**EXERCISE OBJECTIVE**
Set all the material down again unchanged, without the pictures.

····················

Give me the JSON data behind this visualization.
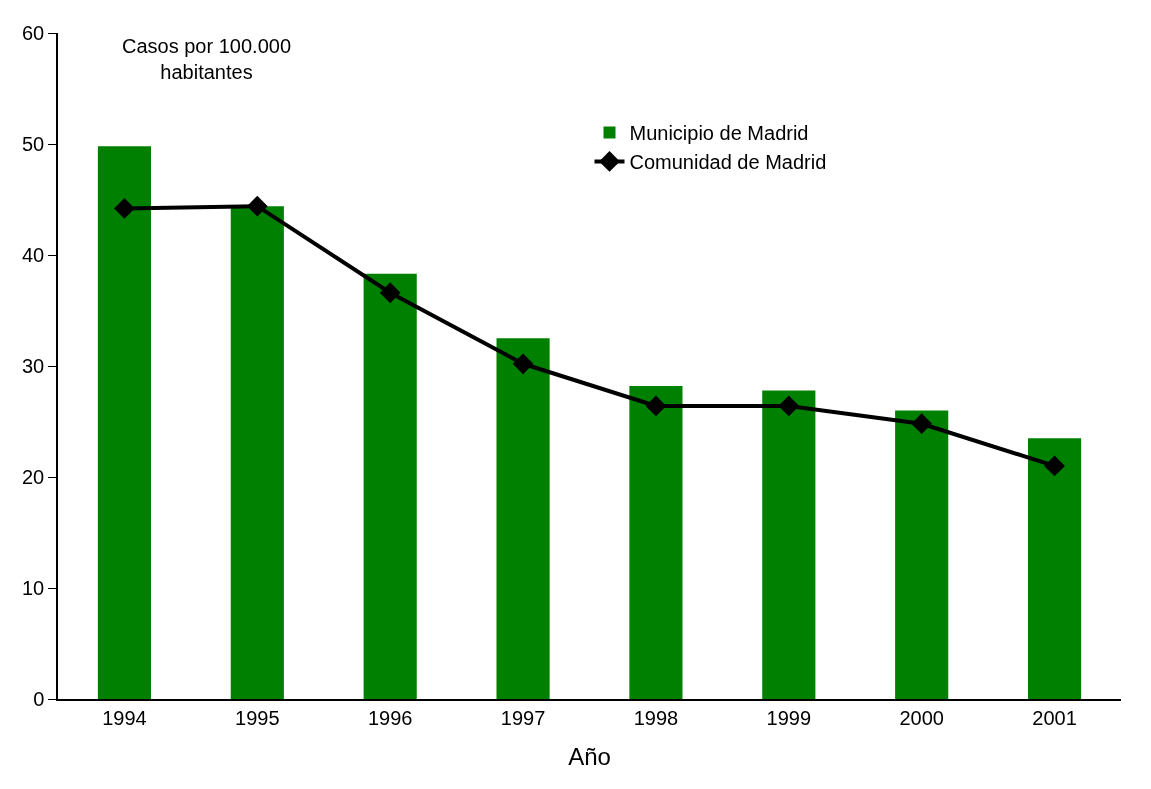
{
  "chart_data": {
    "type": "bar",
    "xlabel": "Año",
    "ylabel": "Casos por 100.000 habitantes",
    "categories": [
      "1994",
      "1995",
      "1996",
      "1997",
      "1998",
      "1999",
      "2000",
      "2001"
    ],
    "series": [
      {
        "name": "Municipio de Madrid",
        "color": "#008000",
        "values": [
          49.8,
          44.4,
          38.3,
          32.5,
          28.2,
          27.8,
          26.0,
          23.5
        ]
      },
      {
        "name": "Comunidad de Madrid",
        "type": "line",
        "color": "#000000",
        "marker": "diamond",
        "line_style": "solid",
        "values": [
          44.2,
          44.4,
          36.6,
          30.2,
          26.4,
          26.4,
          24.8,
          21.0
        ]
      }
    ],
    "ylim": [
      0,
      60
    ],
    "yticks": [
      0,
      10,
      20,
      30,
      40,
      50,
      60
    ],
    "grid": false,
    "legend": "top"
  }
}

····················

**RESPONSE TO THE EXERCISE**
Give me the JSON data behind this visualization.
{
  "chart_data": {
    "type": "bar",
    "xlabel": "Año",
    "ylabel": "Casos por 100.000 habitantes",
    "categories": [
      "1994",
      "1995",
      "1996",
      "1997",
      "1998",
      "1999",
      "2000",
      "2001"
    ],
    "series": [
      {
        "name": "Municipio de Madrid",
        "color": "#008000",
        "values": [
          49.8,
          44.4,
          38.3,
          32.5,
          28.2,
          27.8,
          26.0,
          23.5
        ]
      },
      {
        "name": "Comunidad de Madrid",
        "type": "line",
        "color": "#000000",
        "marker": "diamond",
        "line_style": "solid",
        "values": [
          44.2,
          44.4,
          36.6,
          30.2,
          26.4,
          26.4,
          24.8,
          21.0
        ]
      }
    ],
    "ylim": [
      0,
      60
    ],
    "yticks": [
      0,
      10,
      20,
      30,
      40,
      50,
      60
    ],
    "grid": false,
    "legend": "top"
  }
}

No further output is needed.